• _Items listed in a dataset_
☆ ☆ ☆

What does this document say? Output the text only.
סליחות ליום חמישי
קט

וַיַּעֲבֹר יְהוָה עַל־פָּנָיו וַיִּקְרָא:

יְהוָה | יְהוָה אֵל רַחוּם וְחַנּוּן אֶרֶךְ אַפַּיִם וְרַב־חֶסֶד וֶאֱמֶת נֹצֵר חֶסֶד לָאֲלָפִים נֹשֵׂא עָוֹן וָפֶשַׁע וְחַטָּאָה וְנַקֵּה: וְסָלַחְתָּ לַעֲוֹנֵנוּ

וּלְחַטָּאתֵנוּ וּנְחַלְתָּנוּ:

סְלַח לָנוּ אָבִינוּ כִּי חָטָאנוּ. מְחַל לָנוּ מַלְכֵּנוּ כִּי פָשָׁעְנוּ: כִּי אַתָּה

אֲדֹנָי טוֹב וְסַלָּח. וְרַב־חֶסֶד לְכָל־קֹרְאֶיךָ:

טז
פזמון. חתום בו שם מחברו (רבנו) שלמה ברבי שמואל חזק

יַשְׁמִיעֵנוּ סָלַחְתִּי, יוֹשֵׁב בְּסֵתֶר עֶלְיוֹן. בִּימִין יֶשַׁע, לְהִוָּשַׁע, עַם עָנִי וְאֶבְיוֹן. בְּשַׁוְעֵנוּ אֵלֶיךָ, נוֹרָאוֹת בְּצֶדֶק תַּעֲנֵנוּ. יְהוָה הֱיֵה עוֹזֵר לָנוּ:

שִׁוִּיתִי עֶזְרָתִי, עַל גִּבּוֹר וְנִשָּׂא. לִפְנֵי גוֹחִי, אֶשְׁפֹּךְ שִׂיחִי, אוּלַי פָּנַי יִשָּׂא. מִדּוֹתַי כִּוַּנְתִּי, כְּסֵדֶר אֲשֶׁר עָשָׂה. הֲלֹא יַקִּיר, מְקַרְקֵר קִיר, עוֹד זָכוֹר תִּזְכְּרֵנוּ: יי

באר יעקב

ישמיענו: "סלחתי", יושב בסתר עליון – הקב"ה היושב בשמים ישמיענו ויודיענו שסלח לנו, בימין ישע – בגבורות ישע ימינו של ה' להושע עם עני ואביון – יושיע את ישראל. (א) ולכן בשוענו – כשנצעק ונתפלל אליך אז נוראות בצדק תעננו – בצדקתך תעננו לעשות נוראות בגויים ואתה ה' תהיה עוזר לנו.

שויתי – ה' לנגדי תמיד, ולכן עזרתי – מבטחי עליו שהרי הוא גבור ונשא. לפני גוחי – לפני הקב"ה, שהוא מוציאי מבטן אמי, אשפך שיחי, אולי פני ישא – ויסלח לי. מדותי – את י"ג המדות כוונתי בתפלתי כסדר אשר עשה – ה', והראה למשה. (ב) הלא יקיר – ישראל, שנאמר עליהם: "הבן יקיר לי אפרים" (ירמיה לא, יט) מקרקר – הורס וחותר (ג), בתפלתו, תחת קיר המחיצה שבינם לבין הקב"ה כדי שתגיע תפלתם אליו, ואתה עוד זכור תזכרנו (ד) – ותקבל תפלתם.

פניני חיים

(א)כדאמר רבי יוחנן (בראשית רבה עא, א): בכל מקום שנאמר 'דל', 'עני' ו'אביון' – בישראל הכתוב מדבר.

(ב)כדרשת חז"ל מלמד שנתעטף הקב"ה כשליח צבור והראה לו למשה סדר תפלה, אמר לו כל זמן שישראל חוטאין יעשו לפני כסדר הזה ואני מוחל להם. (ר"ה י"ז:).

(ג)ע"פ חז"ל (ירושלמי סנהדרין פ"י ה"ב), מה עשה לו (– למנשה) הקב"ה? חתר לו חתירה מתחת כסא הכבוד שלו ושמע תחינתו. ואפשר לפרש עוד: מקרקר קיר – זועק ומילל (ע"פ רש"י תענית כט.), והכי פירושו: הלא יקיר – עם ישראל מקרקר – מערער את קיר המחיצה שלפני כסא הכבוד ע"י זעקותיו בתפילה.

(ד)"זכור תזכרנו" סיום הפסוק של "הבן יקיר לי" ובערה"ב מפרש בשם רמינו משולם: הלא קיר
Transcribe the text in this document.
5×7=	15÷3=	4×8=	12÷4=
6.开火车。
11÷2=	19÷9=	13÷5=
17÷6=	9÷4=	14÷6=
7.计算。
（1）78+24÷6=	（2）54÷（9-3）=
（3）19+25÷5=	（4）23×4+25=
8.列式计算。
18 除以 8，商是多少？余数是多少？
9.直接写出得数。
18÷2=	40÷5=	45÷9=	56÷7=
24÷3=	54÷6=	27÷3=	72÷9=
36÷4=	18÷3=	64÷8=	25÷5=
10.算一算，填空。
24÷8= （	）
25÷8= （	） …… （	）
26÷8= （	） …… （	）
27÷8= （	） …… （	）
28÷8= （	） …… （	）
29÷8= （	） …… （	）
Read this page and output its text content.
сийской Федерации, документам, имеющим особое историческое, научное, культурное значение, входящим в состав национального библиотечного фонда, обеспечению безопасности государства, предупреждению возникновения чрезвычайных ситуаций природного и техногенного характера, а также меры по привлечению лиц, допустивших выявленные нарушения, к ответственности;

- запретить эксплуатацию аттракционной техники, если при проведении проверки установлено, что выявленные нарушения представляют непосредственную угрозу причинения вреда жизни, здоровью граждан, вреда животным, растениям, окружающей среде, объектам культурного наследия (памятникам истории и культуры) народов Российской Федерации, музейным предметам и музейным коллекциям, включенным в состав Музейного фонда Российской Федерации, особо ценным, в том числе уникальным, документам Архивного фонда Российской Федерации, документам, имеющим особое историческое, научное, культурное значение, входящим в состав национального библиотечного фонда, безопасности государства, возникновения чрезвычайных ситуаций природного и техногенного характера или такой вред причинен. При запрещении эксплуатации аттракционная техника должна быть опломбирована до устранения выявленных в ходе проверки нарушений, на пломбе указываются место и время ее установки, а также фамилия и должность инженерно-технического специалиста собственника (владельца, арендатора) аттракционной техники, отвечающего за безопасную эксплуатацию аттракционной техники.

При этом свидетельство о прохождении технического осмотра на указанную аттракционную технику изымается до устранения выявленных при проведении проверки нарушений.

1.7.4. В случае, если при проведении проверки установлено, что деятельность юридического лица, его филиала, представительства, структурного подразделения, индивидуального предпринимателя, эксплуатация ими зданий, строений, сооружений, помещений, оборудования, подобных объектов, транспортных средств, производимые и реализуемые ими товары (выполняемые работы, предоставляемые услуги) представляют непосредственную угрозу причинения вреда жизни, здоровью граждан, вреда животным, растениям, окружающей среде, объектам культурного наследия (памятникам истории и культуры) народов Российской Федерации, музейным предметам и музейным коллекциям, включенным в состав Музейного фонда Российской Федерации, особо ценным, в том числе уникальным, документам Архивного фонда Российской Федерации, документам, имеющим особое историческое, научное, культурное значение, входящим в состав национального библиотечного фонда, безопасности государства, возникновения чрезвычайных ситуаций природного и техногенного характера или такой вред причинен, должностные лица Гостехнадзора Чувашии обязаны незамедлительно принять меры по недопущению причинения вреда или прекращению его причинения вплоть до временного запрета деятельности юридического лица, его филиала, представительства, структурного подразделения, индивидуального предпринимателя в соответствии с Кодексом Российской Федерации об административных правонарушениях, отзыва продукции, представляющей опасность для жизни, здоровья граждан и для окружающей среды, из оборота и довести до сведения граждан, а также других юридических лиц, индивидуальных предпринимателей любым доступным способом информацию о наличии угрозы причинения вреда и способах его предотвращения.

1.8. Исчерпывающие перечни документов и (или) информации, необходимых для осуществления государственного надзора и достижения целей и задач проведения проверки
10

☆ ☆ ☆

• _Exercise directions_
Scan the lines for the string "document". Copy out each line that matches.

• _Answer to this exercise_
What does this document say? Output the text only.
Transcribe the text in this document.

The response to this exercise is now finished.